§ INSTRUCTIONS FOR THE TASK: Say how many lines in the listing contain the string "interactable", giving the number alone.

=== SUPPLIED MATERIAL ===

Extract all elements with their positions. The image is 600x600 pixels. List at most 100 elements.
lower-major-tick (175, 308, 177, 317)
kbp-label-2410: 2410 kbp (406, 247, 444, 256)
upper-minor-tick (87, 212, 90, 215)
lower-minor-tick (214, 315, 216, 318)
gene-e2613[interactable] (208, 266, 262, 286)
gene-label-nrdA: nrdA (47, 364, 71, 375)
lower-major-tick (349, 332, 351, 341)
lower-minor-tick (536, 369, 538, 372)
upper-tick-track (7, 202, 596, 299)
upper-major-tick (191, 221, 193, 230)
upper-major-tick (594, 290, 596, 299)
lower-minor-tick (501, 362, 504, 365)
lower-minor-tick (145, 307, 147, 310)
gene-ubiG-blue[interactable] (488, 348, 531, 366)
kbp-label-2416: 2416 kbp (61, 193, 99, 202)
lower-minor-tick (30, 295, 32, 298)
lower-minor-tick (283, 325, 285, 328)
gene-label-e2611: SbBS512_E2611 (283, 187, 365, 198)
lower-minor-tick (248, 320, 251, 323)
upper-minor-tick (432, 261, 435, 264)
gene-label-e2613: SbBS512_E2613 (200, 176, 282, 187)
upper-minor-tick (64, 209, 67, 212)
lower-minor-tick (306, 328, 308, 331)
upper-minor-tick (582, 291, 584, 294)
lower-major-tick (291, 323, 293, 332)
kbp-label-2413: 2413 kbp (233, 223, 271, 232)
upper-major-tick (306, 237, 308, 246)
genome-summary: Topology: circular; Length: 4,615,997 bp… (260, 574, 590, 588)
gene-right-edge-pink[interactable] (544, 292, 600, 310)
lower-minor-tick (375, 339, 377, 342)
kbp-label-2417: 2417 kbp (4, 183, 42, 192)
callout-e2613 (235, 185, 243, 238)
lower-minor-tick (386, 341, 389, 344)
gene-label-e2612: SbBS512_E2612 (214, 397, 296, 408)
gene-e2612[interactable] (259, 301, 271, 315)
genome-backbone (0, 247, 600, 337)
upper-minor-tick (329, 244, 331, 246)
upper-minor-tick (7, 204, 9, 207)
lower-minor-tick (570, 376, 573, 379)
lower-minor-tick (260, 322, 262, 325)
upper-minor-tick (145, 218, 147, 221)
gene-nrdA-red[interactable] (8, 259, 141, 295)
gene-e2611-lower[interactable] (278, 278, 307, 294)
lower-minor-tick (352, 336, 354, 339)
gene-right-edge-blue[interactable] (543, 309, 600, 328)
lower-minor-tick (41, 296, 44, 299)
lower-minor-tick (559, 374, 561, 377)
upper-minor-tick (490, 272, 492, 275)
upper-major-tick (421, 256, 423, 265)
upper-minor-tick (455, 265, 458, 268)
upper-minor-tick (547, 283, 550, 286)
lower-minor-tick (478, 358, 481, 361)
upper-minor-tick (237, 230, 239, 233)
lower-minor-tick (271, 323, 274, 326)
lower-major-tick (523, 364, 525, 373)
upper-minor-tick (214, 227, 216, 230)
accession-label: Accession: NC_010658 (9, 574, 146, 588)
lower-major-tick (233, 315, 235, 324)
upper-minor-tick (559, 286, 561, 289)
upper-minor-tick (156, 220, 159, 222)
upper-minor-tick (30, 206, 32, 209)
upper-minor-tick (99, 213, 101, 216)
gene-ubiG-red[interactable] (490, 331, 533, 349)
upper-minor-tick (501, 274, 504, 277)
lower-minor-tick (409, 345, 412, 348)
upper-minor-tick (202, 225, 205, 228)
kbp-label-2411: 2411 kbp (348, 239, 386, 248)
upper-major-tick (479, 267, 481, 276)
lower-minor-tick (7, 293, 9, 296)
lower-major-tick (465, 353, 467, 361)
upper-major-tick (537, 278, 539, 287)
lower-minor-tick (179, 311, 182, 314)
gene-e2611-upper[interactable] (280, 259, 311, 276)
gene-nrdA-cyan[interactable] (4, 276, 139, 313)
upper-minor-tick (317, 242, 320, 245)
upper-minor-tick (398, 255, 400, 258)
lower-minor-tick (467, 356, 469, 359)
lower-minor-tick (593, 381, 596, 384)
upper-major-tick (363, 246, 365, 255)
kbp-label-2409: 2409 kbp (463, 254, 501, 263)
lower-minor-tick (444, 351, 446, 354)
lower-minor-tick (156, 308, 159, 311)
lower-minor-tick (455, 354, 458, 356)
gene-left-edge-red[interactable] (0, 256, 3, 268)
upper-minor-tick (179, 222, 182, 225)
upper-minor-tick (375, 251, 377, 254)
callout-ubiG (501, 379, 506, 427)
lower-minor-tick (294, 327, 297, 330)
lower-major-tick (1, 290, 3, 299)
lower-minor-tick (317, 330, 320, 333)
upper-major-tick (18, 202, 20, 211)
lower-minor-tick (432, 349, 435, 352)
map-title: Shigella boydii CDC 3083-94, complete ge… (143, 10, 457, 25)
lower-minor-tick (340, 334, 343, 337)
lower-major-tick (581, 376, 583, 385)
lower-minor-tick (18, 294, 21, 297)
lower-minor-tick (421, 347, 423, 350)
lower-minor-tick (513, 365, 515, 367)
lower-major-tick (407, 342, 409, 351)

===

§ YOUR SOLUTION: 11